Transcribe the material in full. Nothing should differ except that the pictures are left out.
---
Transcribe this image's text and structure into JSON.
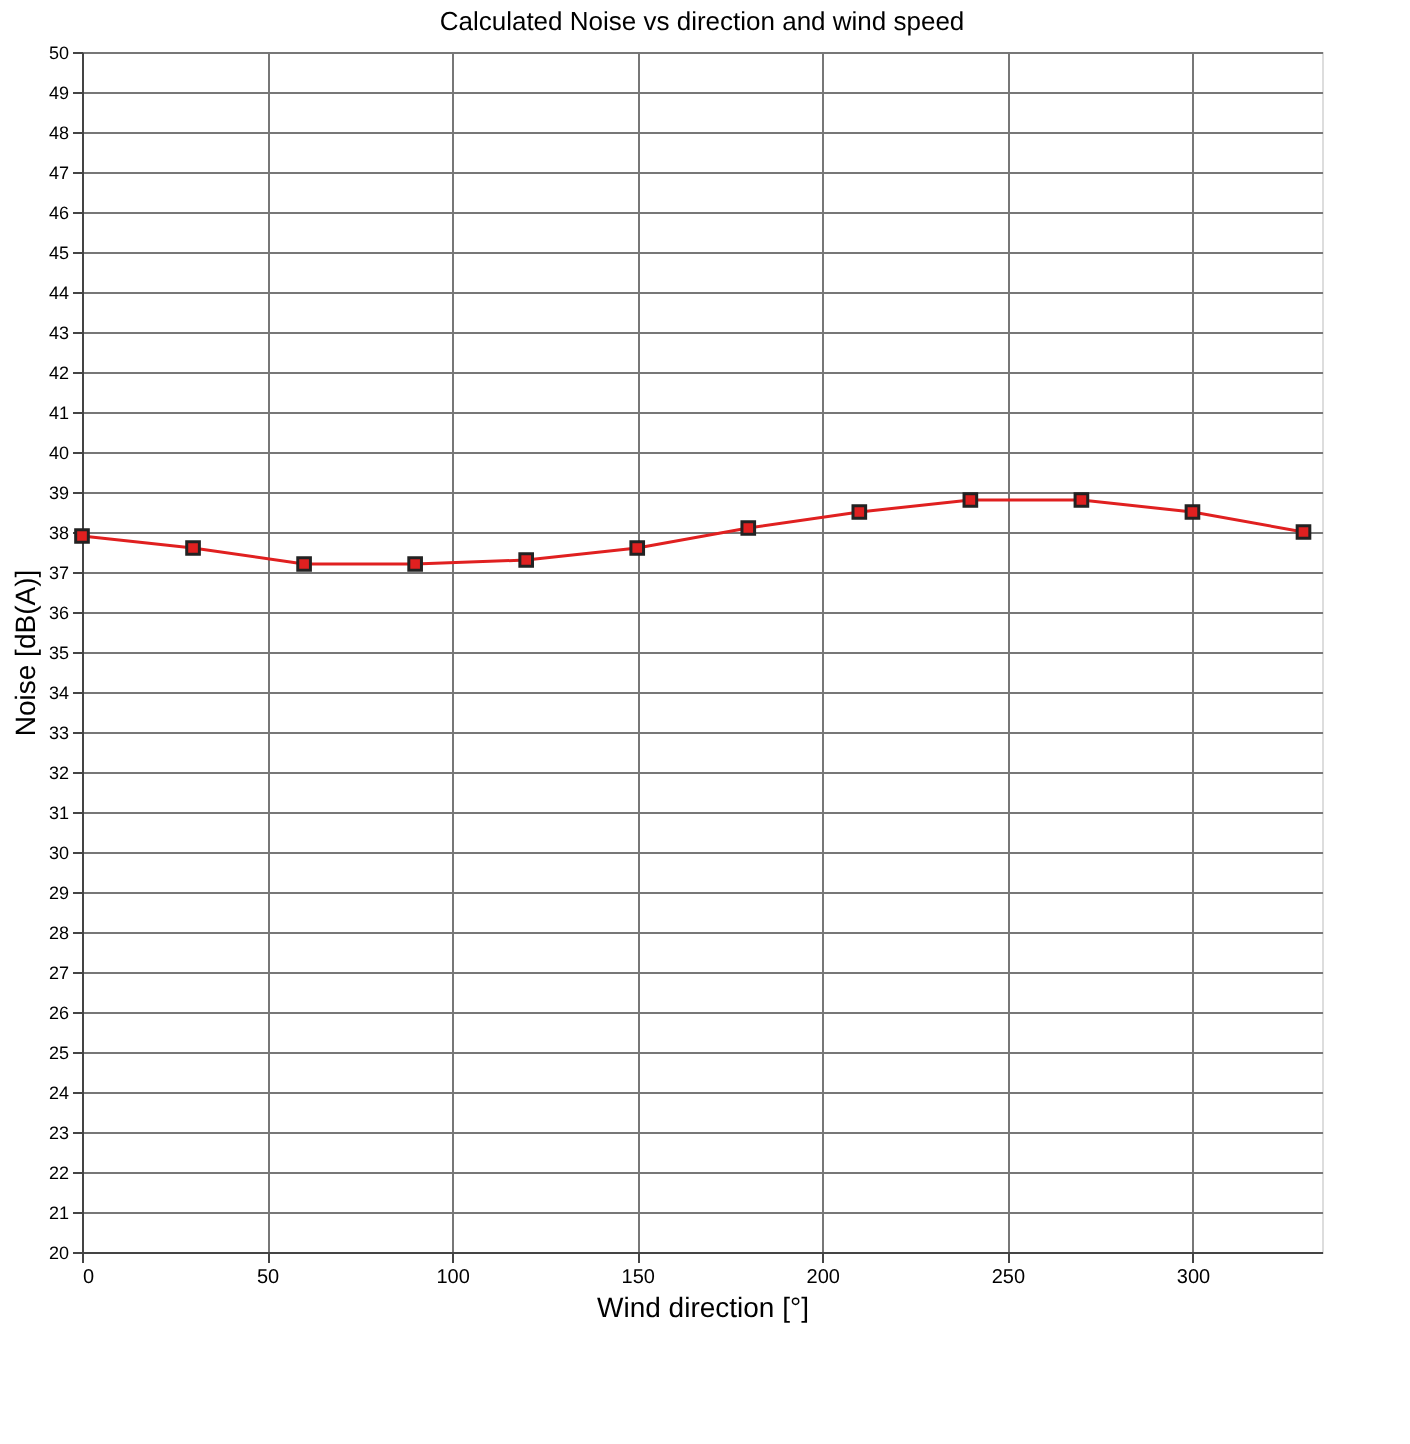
{
  "chart_data": {
    "type": "line",
    "title": "Calculated Noise vs direction and wind speed",
    "xlabel": "Wind direction [°]",
    "ylabel": "Noise [dB(A)]",
    "x": [
      0,
      30,
      60,
      90,
      120,
      150,
      180,
      210,
      240,
      270,
      300,
      330
    ],
    "series": [
      {
        "color": "#e02020",
        "values": [
          37.9,
          37.6,
          37.2,
          37.2,
          37.3,
          37.6,
          38.1,
          38.5,
          38.8,
          38.8,
          38.5,
          38.0
        ]
      }
    ],
    "xlim": [
      0,
      335
    ],
    "xticks": [
      0,
      50,
      100,
      150,
      200,
      250,
      300
    ],
    "ylim": [
      20,
      50
    ],
    "yticks": [
      20,
      21,
      22,
      23,
      24,
      25,
      26,
      27,
      28,
      29,
      30,
      31,
      32,
      33,
      34,
      35,
      36,
      37,
      38,
      39,
      40,
      41,
      42,
      43,
      44,
      45,
      46,
      47,
      48,
      49,
      50
    ],
    "grid": true,
    "marker": "square",
    "line_style": "solid",
    "legend": false
  }
}
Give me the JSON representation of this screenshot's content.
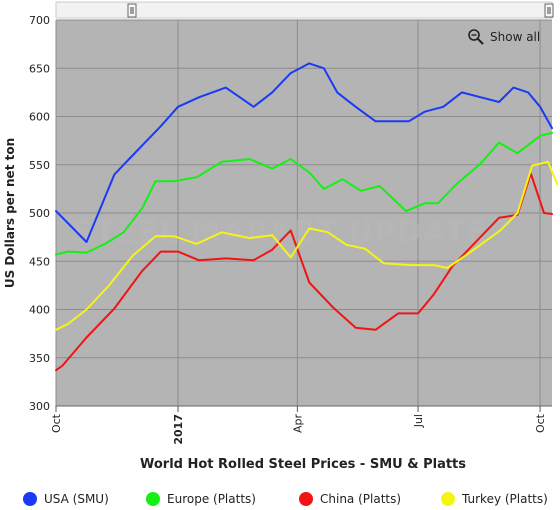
---
## Solution to the problem
Transcribe this image's text and structure into JSON.
{
  "chart_data": {
    "type": "line",
    "title": "Calculated Noise vs direction and wind speed",
    "xlabel": "Wind direction [°]",
    "ylabel": "Noise [dB(A)]",
    "x": [
      0,
      30,
      60,
      90,
      120,
      150,
      180,
      210,
      240,
      270,
      300,
      330
    ],
    "series": [
      {
        "color": "#e02020",
        "values": [
          37.9,
          37.6,
          37.2,
          37.2,
          37.3,
          37.6,
          38.1,
          38.5,
          38.8,
          38.8,
          38.5,
          38.0
        ]
      }
    ],
    "xlim": [
      0,
      335
    ],
    "xticks": [
      0,
      50,
      100,
      150,
      200,
      250,
      300
    ],
    "ylim": [
      20,
      50
    ],
    "yticks": [
      20,
      21,
      22,
      23,
      24,
      25,
      26,
      27,
      28,
      29,
      30,
      31,
      32,
      33,
      34,
      35,
      36,
      37,
      38,
      39,
      40,
      41,
      42,
      43,
      44,
      45,
      46,
      47,
      48,
      49,
      50
    ],
    "grid": true,
    "marker": "square",
    "line_style": "solid",
    "legend": false
  }
}
Give me the JSON representation of this screenshot's content.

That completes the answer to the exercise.